● What needs to be done: Print out each record below, unaltered and complete, without its images.

● Extracted material:
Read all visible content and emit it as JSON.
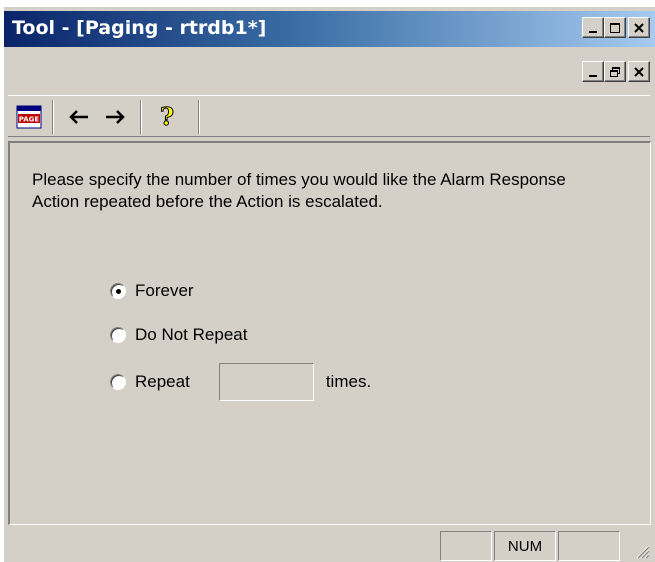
{
  "window": {
    "title": "Tool - [Paging - rtrdb1*]"
  },
  "toolbar": {
    "items": [
      {
        "icon": "page-icon",
        "label": "PAGE"
      },
      {
        "icon": "back-arrow-icon",
        "label": "←"
      },
      {
        "icon": "forward-arrow-icon",
        "label": "→"
      },
      {
        "icon": "help-icon",
        "label": "?"
      }
    ]
  },
  "main": {
    "prompt": "Please specify the number of times you would like the Alarm Response Action repeated before the Action is escalated.",
    "options": [
      {
        "label": "Forever",
        "checked": true
      },
      {
        "label": "Do Not Repeat",
        "checked": false
      },
      {
        "label": "Repeat",
        "checked": false
      }
    ],
    "repeat_count_value": "",
    "times_label": "times."
  },
  "statusbar": {
    "num_indicator": "NUM"
  },
  "colors": {
    "titlebar_start": "#0a246a",
    "titlebar_end": "#a6caf0",
    "face": "#d4d0c8"
  }
}
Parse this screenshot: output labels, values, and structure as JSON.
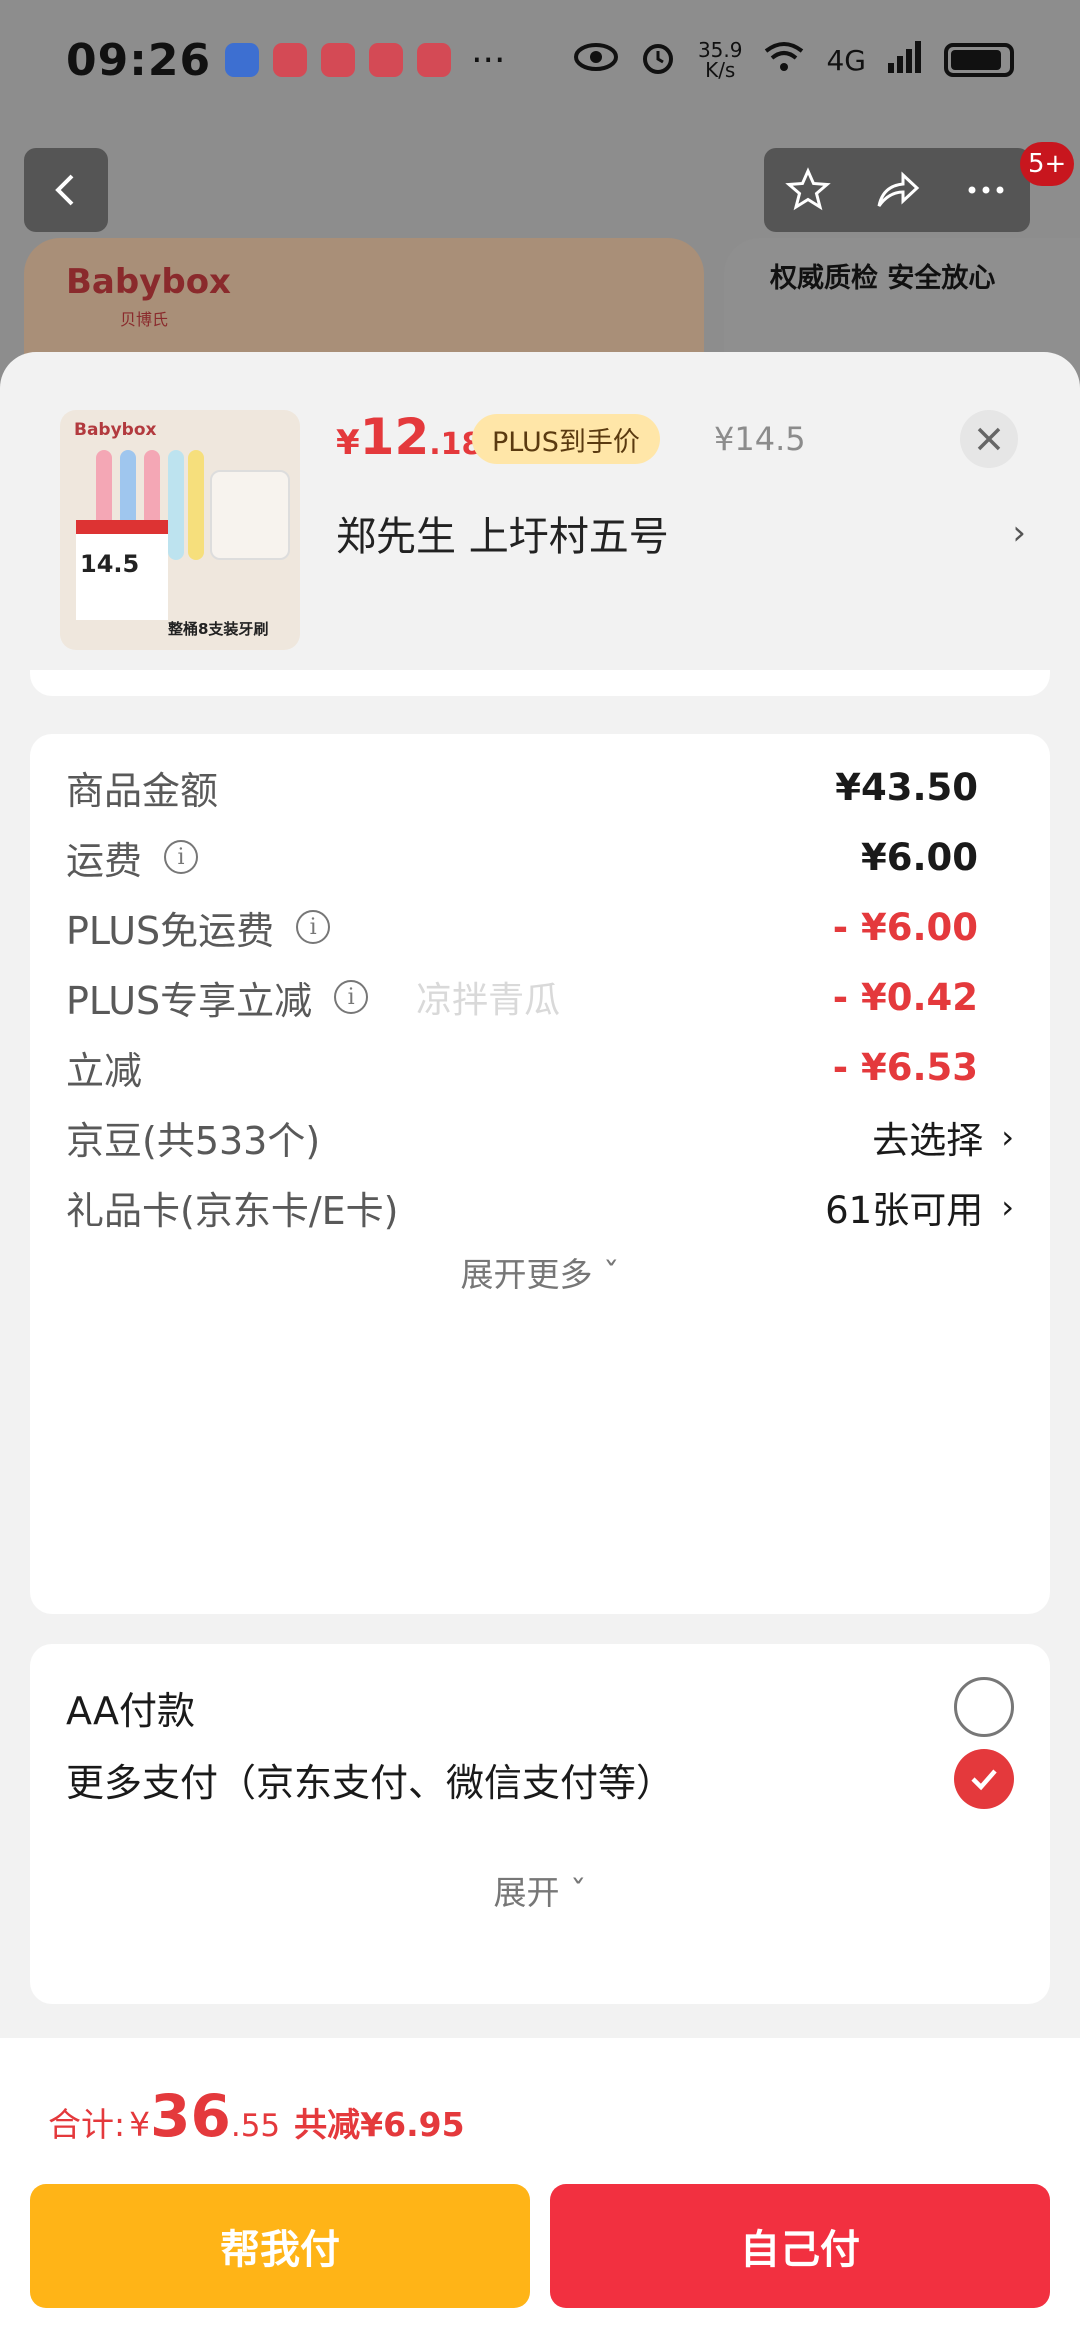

● The completed task:
Read all visible content and emit it as JSON.
{
  "window": {
    "title": "Tool - [Paging - rtrdb1*]"
  },
  "toolbar": {
    "items": [
      {
        "icon": "page-icon",
        "label": "PAGE"
      },
      {
        "icon": "back-arrow-icon",
        "label": "←"
      },
      {
        "icon": "forward-arrow-icon",
        "label": "→"
      },
      {
        "icon": "help-icon",
        "label": "?"
      }
    ]
  },
  "main": {
    "prompt": "Please specify the number of times you would like the Alarm Response Action repeated before the Action is escalated.",
    "options": [
      {
        "label": "Forever",
        "checked": true
      },
      {
        "label": "Do Not Repeat",
        "checked": false
      },
      {
        "label": "Repeat",
        "checked": false
      }
    ],
    "repeat_count_value": "",
    "times_label": "times."
  },
  "statusbar": {
    "num_indicator": "NUM"
  },
  "colors": {
    "titlebar_start": "#0a246a",
    "titlebar_end": "#a6caf0",
    "face": "#d4d0c8"
  }
}
Parse this screenshot: output labels, values, and structure as JSON.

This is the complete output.